## Given entries
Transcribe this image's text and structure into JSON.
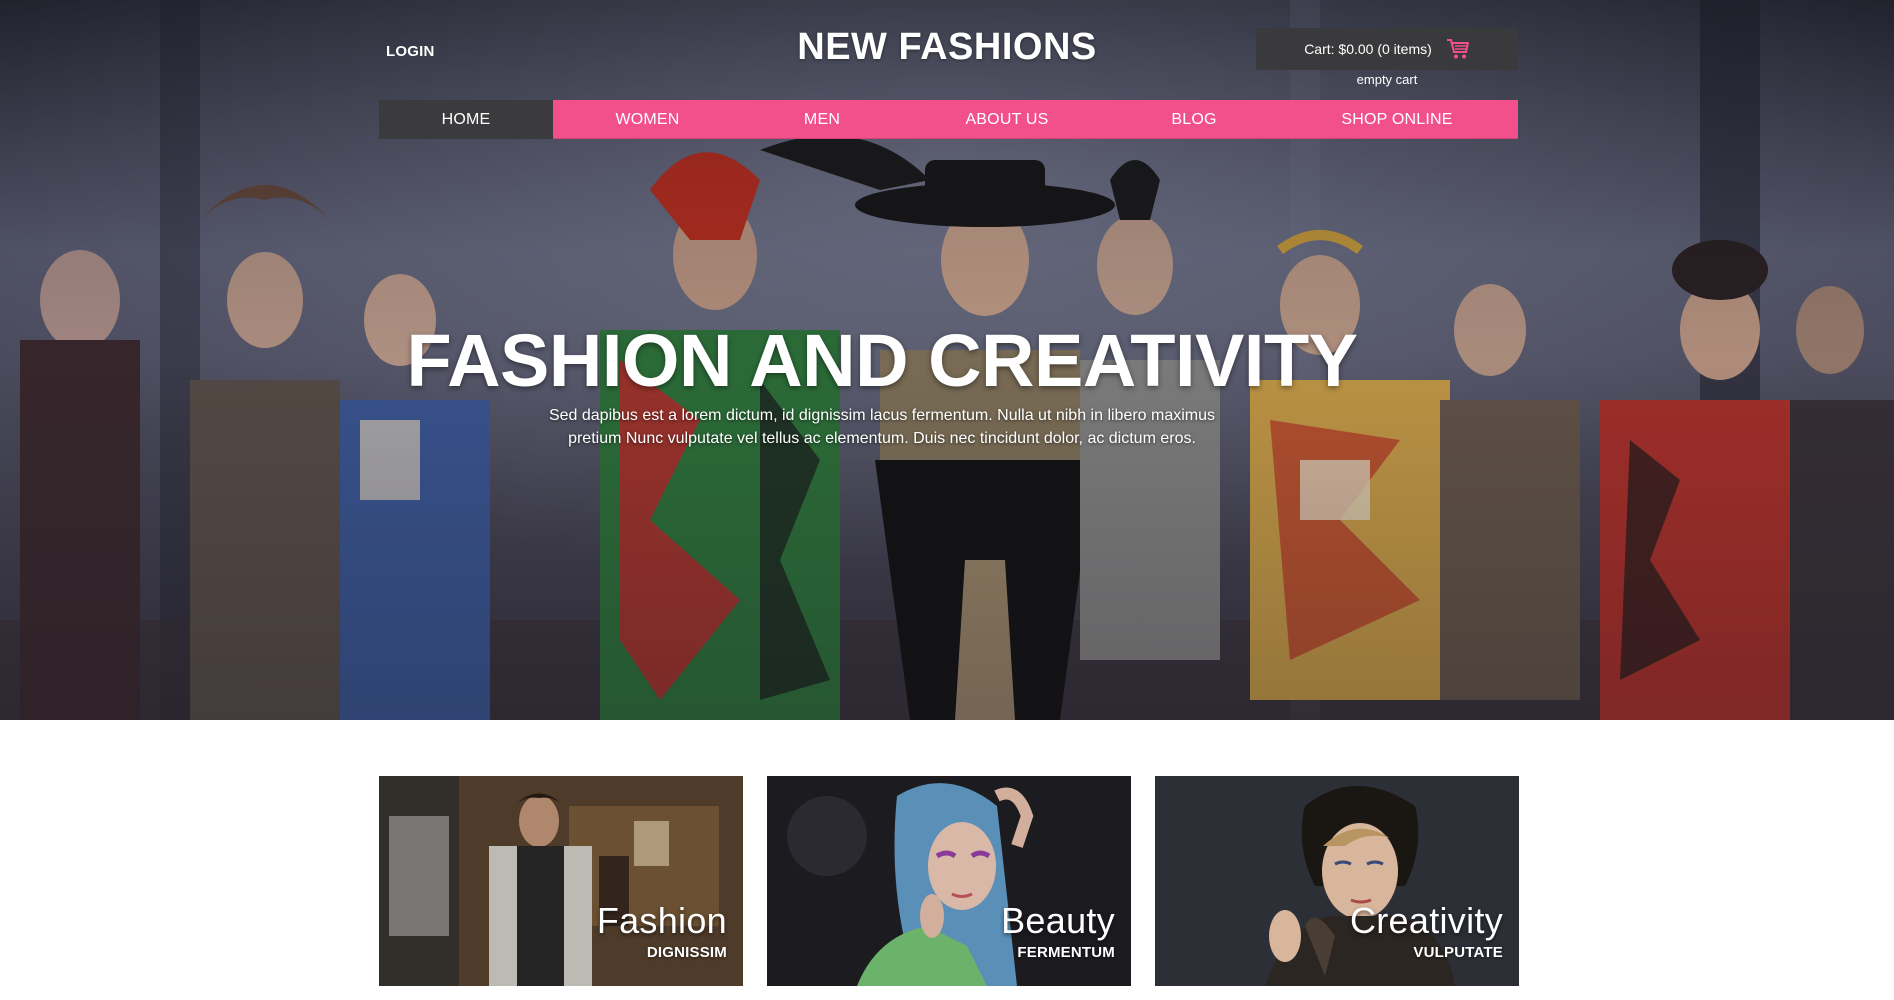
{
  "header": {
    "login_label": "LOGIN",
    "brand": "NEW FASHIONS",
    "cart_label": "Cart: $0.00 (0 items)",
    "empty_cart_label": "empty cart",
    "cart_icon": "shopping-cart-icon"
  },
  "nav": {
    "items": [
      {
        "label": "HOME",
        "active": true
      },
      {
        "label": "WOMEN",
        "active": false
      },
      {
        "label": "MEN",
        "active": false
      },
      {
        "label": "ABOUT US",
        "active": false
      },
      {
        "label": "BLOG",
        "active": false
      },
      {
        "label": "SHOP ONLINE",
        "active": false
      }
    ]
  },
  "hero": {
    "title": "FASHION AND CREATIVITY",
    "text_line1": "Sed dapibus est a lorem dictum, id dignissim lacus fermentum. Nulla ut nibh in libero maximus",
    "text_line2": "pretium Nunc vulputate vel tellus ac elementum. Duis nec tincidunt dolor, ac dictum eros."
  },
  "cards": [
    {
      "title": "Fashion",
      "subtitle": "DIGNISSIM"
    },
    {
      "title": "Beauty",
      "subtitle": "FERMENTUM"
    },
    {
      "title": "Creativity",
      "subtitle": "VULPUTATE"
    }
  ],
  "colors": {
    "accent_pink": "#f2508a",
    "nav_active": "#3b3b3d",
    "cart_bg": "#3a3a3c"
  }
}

## Given problem
Pictures appear in the records above. Output everything except them, exactly.

## Task result
Transcribe this image's text and structure into JSON.
{
  "header": {
    "login_label": "LOGIN",
    "brand": "NEW FASHIONS",
    "cart_label": "Cart: $0.00 (0 items)",
    "empty_cart_label": "empty cart",
    "cart_icon": "shopping-cart-icon"
  },
  "nav": {
    "items": [
      {
        "label": "HOME",
        "active": true
      },
      {
        "label": "WOMEN",
        "active": false
      },
      {
        "label": "MEN",
        "active": false
      },
      {
        "label": "ABOUT US",
        "active": false
      },
      {
        "label": "BLOG",
        "active": false
      },
      {
        "label": "SHOP ONLINE",
        "active": false
      }
    ]
  },
  "hero": {
    "title": "FASHION AND CREATIVITY",
    "text_line1": "Sed dapibus est a lorem dictum, id dignissim lacus fermentum. Nulla ut nibh in libero maximus",
    "text_line2": "pretium Nunc vulputate vel tellus ac elementum. Duis nec tincidunt dolor, ac dictum eros."
  },
  "cards": [
    {
      "title": "Fashion",
      "subtitle": "DIGNISSIM"
    },
    {
      "title": "Beauty",
      "subtitle": "FERMENTUM"
    },
    {
      "title": "Creativity",
      "subtitle": "VULPUTATE"
    }
  ],
  "colors": {
    "accent_pink": "#f2508a",
    "nav_active": "#3b3b3d",
    "cart_bg": "#3a3a3c"
  }
}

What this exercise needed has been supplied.